Task instructions: Lines containing the word "Bitcoin" are to be located and copied.

[Dataset entries]
◆ ◆ ◆ ◆ ◆

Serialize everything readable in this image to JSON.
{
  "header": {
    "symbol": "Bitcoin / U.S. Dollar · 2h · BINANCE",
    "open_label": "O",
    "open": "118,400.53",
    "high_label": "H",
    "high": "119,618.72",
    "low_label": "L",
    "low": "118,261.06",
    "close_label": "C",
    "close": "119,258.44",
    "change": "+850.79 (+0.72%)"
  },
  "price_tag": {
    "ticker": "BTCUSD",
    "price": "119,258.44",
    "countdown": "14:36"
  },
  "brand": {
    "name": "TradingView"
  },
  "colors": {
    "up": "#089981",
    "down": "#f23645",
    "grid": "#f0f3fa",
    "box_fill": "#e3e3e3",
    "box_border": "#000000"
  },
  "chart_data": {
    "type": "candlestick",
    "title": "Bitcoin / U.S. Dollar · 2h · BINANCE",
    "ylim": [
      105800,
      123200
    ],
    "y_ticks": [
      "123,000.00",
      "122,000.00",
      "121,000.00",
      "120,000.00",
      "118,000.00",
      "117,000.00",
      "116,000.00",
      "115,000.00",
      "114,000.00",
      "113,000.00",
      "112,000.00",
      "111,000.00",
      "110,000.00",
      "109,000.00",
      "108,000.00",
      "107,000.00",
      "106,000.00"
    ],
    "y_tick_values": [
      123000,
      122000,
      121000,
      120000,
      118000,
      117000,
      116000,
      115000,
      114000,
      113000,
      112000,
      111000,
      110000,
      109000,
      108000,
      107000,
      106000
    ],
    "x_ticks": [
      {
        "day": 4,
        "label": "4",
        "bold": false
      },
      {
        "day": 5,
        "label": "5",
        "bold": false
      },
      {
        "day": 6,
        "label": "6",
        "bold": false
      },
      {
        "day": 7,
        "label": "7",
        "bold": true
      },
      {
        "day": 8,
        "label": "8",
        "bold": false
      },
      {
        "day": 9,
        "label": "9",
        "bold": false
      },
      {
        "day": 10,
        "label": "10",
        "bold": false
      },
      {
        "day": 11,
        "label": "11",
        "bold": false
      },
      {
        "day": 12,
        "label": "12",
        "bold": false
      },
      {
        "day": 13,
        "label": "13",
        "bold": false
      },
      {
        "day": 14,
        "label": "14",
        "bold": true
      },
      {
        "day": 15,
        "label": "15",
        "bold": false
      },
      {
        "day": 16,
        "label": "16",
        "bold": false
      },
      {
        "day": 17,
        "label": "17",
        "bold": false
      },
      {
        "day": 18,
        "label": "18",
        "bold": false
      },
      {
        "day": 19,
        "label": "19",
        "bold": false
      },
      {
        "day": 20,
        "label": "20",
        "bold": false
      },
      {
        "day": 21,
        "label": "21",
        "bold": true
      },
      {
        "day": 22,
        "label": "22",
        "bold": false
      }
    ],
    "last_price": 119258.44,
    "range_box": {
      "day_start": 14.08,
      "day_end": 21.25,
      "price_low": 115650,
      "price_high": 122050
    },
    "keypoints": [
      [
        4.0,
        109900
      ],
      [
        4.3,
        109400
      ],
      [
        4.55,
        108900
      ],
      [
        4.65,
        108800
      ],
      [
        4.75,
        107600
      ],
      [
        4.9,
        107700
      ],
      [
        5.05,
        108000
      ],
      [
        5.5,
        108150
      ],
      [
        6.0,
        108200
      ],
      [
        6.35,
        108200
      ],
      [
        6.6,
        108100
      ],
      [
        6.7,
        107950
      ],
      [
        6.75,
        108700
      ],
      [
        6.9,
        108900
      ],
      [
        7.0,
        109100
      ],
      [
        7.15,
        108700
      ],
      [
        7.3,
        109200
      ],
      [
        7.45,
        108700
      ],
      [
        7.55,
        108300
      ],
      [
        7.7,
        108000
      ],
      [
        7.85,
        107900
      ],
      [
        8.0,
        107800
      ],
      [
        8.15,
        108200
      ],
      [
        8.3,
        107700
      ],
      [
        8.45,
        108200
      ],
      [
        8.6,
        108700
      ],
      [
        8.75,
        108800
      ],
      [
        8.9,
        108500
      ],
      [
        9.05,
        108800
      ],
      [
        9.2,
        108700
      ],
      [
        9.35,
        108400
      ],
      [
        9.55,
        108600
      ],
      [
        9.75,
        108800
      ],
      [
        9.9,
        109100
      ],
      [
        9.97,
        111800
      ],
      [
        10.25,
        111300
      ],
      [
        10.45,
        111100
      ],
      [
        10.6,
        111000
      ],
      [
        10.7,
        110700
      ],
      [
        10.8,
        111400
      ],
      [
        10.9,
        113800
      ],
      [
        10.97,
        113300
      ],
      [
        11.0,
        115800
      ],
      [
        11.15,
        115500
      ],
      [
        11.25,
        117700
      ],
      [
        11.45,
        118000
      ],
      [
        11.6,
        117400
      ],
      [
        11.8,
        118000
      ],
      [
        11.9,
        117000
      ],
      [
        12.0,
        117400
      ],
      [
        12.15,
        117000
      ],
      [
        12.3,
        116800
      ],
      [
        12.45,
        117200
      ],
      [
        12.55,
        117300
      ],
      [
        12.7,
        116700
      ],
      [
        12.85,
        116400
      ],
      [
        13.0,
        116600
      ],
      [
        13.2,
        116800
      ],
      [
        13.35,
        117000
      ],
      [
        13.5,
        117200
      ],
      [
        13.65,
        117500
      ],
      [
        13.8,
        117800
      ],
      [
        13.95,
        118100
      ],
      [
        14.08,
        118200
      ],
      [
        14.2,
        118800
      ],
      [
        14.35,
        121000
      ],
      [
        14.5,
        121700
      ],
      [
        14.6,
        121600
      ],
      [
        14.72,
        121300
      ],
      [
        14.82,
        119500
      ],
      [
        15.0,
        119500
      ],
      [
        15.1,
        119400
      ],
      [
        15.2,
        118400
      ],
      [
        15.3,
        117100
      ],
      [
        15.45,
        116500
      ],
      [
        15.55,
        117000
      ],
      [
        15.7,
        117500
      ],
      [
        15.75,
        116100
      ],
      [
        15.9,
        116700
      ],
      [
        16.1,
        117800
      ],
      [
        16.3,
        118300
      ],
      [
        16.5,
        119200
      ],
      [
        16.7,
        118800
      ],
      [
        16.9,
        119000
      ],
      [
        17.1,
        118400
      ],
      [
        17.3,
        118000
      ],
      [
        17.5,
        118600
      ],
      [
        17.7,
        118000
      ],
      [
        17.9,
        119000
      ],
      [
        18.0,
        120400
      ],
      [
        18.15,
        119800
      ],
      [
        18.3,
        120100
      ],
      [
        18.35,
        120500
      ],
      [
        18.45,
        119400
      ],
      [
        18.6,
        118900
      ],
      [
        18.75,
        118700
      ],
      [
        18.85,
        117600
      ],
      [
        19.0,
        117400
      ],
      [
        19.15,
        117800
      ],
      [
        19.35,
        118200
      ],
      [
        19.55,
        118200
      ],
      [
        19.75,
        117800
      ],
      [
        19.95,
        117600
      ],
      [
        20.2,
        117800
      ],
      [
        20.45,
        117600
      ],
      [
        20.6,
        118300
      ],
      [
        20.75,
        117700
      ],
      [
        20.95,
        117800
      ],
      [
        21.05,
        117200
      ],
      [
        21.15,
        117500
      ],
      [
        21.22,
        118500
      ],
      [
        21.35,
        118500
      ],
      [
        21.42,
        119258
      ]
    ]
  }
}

◆ ◆ ◆ ◆ ◆

Reply to the exercise:
    "symbol": "Bitcoin / U.S. Dollar · 2h · BINANCE",
    "title": "Bitcoin / U.S. Dollar · 2h · BINANCE",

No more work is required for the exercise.